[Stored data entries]
——————————

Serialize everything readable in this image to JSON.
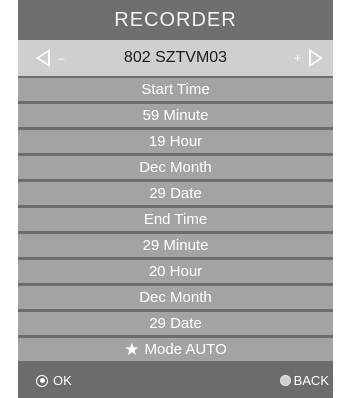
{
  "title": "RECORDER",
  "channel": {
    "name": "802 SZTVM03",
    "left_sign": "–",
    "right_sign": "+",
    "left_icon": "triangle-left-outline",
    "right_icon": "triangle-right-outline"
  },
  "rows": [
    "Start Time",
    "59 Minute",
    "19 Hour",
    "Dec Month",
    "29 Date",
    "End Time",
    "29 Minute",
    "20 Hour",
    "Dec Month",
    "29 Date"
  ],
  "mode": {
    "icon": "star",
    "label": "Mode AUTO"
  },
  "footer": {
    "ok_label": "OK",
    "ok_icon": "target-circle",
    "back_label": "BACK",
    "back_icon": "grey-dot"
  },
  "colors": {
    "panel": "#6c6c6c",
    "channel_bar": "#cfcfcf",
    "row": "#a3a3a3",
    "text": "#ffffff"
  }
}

——————————

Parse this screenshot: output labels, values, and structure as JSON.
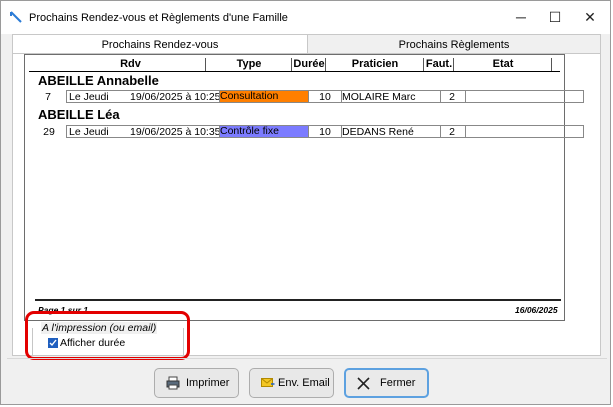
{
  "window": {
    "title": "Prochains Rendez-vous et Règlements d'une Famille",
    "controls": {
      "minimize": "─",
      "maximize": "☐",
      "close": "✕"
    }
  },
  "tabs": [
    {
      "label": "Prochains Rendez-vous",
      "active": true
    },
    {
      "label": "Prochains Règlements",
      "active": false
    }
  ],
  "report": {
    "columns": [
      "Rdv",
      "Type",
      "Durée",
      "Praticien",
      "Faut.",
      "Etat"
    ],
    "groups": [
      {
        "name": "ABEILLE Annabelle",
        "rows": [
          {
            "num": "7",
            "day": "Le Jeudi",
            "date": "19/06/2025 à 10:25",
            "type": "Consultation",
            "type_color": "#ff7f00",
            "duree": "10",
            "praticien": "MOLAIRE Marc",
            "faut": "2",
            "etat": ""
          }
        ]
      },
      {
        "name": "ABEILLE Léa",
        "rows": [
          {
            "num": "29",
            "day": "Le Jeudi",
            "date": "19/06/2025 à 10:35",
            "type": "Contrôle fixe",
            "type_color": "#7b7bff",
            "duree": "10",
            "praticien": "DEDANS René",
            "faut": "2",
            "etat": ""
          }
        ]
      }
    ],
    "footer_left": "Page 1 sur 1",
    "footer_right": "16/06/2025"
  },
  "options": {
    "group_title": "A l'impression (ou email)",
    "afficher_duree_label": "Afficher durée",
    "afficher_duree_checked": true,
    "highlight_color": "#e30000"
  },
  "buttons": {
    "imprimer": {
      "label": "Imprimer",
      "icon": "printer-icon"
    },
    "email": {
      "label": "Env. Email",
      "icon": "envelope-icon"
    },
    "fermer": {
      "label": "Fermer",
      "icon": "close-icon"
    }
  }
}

——————————

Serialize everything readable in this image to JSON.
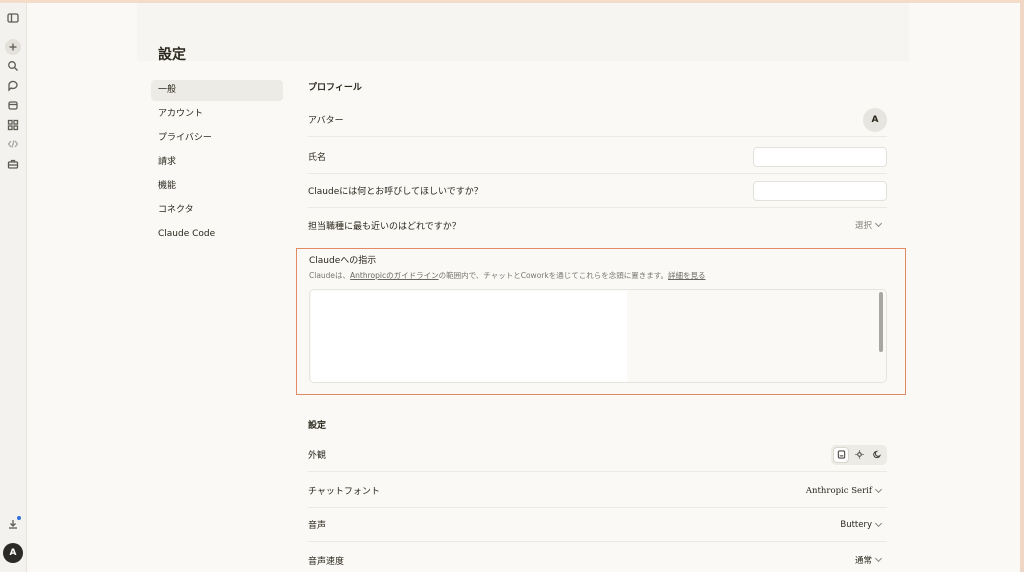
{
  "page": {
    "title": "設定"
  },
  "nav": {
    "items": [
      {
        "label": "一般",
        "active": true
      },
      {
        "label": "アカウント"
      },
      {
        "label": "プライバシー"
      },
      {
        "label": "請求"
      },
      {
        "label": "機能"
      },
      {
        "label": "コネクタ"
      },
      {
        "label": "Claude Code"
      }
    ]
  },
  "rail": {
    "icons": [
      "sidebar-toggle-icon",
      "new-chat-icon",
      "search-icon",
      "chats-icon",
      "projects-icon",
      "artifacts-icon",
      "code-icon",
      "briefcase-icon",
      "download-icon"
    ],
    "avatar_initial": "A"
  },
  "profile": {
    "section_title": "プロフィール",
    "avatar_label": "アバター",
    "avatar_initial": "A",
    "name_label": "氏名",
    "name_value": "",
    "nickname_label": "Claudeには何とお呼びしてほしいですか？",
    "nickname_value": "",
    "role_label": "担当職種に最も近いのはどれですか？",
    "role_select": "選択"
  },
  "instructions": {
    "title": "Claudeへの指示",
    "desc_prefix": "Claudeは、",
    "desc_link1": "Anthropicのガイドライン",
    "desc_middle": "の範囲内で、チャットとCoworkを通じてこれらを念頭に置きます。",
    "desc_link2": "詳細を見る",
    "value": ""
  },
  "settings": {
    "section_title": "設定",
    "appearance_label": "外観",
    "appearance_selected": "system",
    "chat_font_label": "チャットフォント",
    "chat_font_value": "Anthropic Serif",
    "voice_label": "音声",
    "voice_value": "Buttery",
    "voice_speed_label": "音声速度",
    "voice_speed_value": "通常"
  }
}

——————————

- **Required work**
Write out every line of the entries that holds the word "outline".

- **The reply**
    "left_icon": "triangle-left-outline",
    "right_icon": "triangle-right-outline"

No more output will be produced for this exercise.